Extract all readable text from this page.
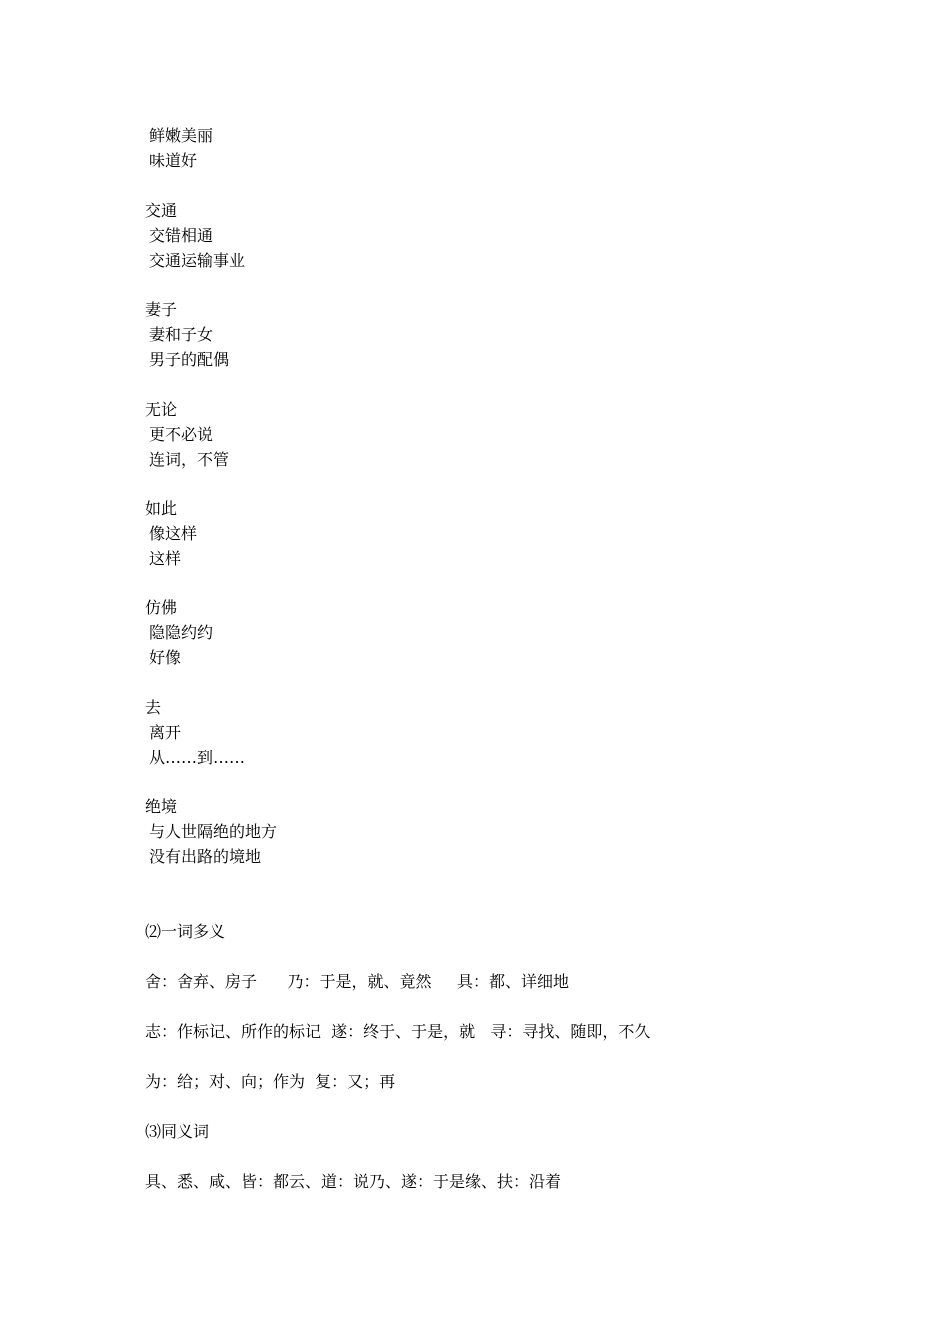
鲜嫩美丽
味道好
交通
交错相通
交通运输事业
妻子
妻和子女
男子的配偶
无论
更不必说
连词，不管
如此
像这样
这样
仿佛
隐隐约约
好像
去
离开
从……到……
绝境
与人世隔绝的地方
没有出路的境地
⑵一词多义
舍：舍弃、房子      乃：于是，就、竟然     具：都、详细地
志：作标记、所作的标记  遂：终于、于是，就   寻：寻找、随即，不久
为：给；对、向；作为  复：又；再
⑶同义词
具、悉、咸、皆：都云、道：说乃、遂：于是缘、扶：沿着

---

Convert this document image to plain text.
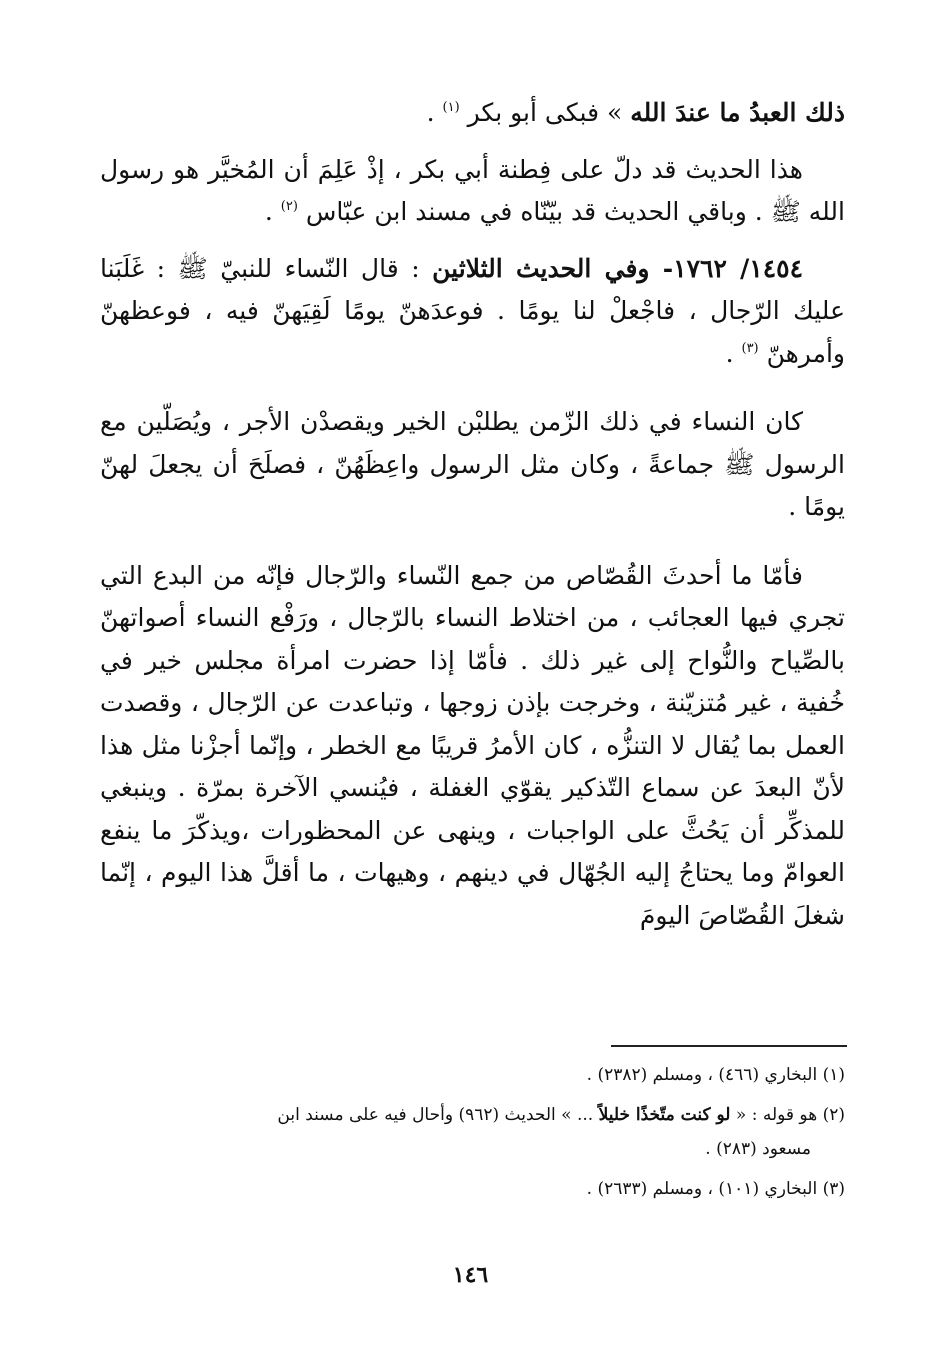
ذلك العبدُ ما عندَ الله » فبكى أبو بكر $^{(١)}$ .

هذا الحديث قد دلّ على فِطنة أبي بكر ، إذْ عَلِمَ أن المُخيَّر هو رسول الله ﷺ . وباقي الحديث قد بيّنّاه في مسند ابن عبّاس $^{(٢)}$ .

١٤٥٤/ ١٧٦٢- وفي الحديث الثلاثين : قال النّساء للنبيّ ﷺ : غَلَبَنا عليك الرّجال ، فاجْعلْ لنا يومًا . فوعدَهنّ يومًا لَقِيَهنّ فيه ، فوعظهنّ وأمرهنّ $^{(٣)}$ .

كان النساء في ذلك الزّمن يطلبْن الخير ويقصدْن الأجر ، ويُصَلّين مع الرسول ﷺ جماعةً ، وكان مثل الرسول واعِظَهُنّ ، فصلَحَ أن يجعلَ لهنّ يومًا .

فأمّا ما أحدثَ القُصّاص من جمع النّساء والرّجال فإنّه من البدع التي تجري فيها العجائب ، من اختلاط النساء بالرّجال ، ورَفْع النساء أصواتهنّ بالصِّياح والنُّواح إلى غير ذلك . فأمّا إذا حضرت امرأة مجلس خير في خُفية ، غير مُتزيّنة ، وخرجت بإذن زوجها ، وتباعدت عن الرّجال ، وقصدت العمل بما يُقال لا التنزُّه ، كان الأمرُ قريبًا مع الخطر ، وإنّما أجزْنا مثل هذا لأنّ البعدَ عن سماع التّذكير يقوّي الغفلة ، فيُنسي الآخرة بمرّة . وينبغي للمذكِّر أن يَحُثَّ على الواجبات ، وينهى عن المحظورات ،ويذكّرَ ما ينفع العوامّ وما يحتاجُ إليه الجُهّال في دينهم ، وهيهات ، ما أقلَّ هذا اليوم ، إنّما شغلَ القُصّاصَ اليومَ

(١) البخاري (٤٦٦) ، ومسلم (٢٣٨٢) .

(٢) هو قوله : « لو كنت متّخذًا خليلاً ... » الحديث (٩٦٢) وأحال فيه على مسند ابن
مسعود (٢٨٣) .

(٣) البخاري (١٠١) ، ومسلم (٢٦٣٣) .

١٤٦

---

--- To do ---
Your task is to gather every line with the word "النساء" and copy it.

--- Completed task ---
كان النساء في ذلك الزّمن يطلبْن الخير ويقصدْن الأجر ، ويُصَلّين مع الرسول ﷺ جماعةً ، وكان مثل الرسول واعِظَهُنّ ، فصلَحَ أن يجعلَ لهنّ يومًا .
فأمّا ما أحدثَ القُصّاص من جمع النّساء والرّجال فإنّه من البدع التي تجري فيها العجائب ، من اختلاط النساء بالرّجال ، ورَفْع النساء أصواتهنّ بالصِّياح والنُّواح إلى غير ذلك . فأمّا إذا حضرت امرأة مجلس خير في خُفية ، غير مُتزيّنة ، وخرجت بإذن زوجها ، وتباعدت عن الرّجال ، وقصدت العمل بما يُقال لا التنزُّه ، كان الأمرُ قريبًا مع الخطر ، وإنّما أجزْنا مثل هذا لأنّ البعدَ عن سماع التّذكير يقوّي الغفلة ، فيُنسي الآخرة بمرّة . وينبغي للمذكِّر أن يَحُثَّ على الواجبات ، وينهى عن المحظورات ،ويذكّرَ ما ينفع العوامّ وما يحتاجُ إليه الجُهّال في دينهم ، وهيهات ، ما أقلَّ هذا اليوم ، إنّما شغلَ القُصّاصَ اليومَ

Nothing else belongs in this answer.